__Collected data__.
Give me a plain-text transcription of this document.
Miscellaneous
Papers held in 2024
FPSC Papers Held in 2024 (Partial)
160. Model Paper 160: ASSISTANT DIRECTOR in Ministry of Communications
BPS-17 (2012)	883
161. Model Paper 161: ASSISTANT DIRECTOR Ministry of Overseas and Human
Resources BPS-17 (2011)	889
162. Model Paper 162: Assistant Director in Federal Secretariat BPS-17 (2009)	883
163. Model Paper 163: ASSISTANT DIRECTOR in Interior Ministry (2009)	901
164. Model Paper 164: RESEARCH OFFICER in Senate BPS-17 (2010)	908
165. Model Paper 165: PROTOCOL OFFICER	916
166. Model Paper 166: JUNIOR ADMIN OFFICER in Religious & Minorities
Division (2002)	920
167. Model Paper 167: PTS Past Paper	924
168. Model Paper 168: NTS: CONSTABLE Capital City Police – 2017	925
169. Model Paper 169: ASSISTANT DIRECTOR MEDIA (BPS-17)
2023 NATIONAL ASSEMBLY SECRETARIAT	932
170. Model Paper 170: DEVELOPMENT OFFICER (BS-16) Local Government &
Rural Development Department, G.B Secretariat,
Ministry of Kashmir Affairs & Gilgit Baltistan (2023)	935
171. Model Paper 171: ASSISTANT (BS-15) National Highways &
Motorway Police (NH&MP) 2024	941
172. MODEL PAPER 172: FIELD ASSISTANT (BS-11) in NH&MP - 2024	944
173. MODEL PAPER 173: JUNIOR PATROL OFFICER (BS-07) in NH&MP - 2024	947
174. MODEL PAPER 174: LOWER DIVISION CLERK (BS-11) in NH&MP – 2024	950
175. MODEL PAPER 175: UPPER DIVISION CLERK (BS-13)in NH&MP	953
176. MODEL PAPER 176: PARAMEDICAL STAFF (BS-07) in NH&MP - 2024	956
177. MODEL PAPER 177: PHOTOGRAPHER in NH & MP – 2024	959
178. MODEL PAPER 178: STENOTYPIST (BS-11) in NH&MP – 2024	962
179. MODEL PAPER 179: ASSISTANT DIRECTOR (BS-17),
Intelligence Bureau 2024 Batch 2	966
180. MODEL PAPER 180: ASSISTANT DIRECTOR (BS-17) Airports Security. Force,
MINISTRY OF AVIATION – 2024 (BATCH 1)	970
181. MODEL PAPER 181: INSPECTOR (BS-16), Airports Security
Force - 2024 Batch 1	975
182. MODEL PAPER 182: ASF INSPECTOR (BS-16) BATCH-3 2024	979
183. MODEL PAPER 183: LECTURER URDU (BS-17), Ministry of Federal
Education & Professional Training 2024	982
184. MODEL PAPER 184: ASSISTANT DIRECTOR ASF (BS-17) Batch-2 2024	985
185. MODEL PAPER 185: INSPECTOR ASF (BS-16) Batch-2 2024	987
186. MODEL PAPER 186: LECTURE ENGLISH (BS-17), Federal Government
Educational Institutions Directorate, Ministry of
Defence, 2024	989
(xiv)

__PROBLEM REQUIREMENTS__.
Write the material out again in its entirety, exactly as shown.

__OUTPUT OF THE EXERCISE__.
Give me a plain-text transcription of this document.
Miscellaneous
Papers held in 2024
FPSC Papers Held in 2024 (Partial)
160. Model Paper 160: ASSISTANT DIRECTOR in Ministry of Communications
BPS-17 (2012)	883
161. Model Paper 161: ASSISTANT DIRECTOR Ministry of Overseas and Human
Resources BPS-17 (2011)	889
162. Model Paper 162: Assistant Director in Federal Secretariat BPS-17 (2009)	883
163. Model Paper 163: ASSISTANT DIRECTOR in Interior Ministry (2009)	901
164. Model Paper 164: RESEARCH OFFICER in Senate BPS-17 (2010)	908
165. Model Paper 165: PROTOCOL OFFICER	916
166. Model Paper 166: JUNIOR ADMIN OFFICER in Religious & Minorities
Division (2002)	920
167. Model Paper 167: PTS Past Paper	924
168. Model Paper 168: NTS: CONSTABLE Capital City Police – 2017	925
169. Model Paper 169: ASSISTANT DIRECTOR MEDIA (BPS-17)
2023 NATIONAL ASSEMBLY SECRETARIAT	932
170. Model Paper 170: DEVELOPMENT OFFICER (BS-16) Local Government &
Rural Development Department, G.B Secretariat,
Ministry of Kashmir Affairs & Gilgit Baltistan (2023)	935
171. Model Paper 171: ASSISTANT (BS-15) National Highways &
Motorway Police (NH&MP) 2024	941
172. MODEL PAPER 172: FIELD ASSISTANT (BS-11) in NH&MP - 2024	944
173. MODEL PAPER 173: JUNIOR PATROL OFFICER (BS-07) in NH&MP - 2024	947
174. MODEL PAPER 174: LOWER DIVISION CLERK (BS-11) in NH&MP – 2024	950
175. MODEL PAPER 175: UPPER DIVISION CLERK (BS-13)in NH&MP	953
176. MODEL PAPER 176: PARAMEDICAL STAFF (BS-07) in NH&MP - 2024	956
177. MODEL PAPER 177: PHOTOGRAPHER in NH & MP – 2024	959
178. MODEL PAPER 178: STENOTYPIST (BS-11) in NH&MP – 2024	962
179. MODEL PAPER 179: ASSISTANT DIRECTOR (BS-17),
Intelligence Bureau 2024 Batch 2	966
180. MODEL PAPER 180: ASSISTANT DIRECTOR (BS-17) Airports Security. Force,
MINISTRY OF AVIATION – 2024 (BATCH 1)	970
181. MODEL PAPER 181: INSPECTOR (BS-16), Airports Security
Force - 2024 Batch 1	975
182. MODEL PAPER 182: ASF INSPECTOR (BS-16) BATCH-3 2024	979
183. MODEL PAPER 183: LECTURER URDU (BS-17), Ministry of Federal
Education & Professional Training 2024	982
184. MODEL PAPER 184: ASSISTANT DIRECTOR ASF (BS-17) Batch-2 2024	985
185. MODEL PAPER 185: INSPECTOR ASF (BS-16) Batch-2 2024	987
186. MODEL PAPER 186: LECTURE ENGLISH (BS-17), Federal Government
Educational Institutions Directorate, Ministry of
Defence, 2024	989
(xiv)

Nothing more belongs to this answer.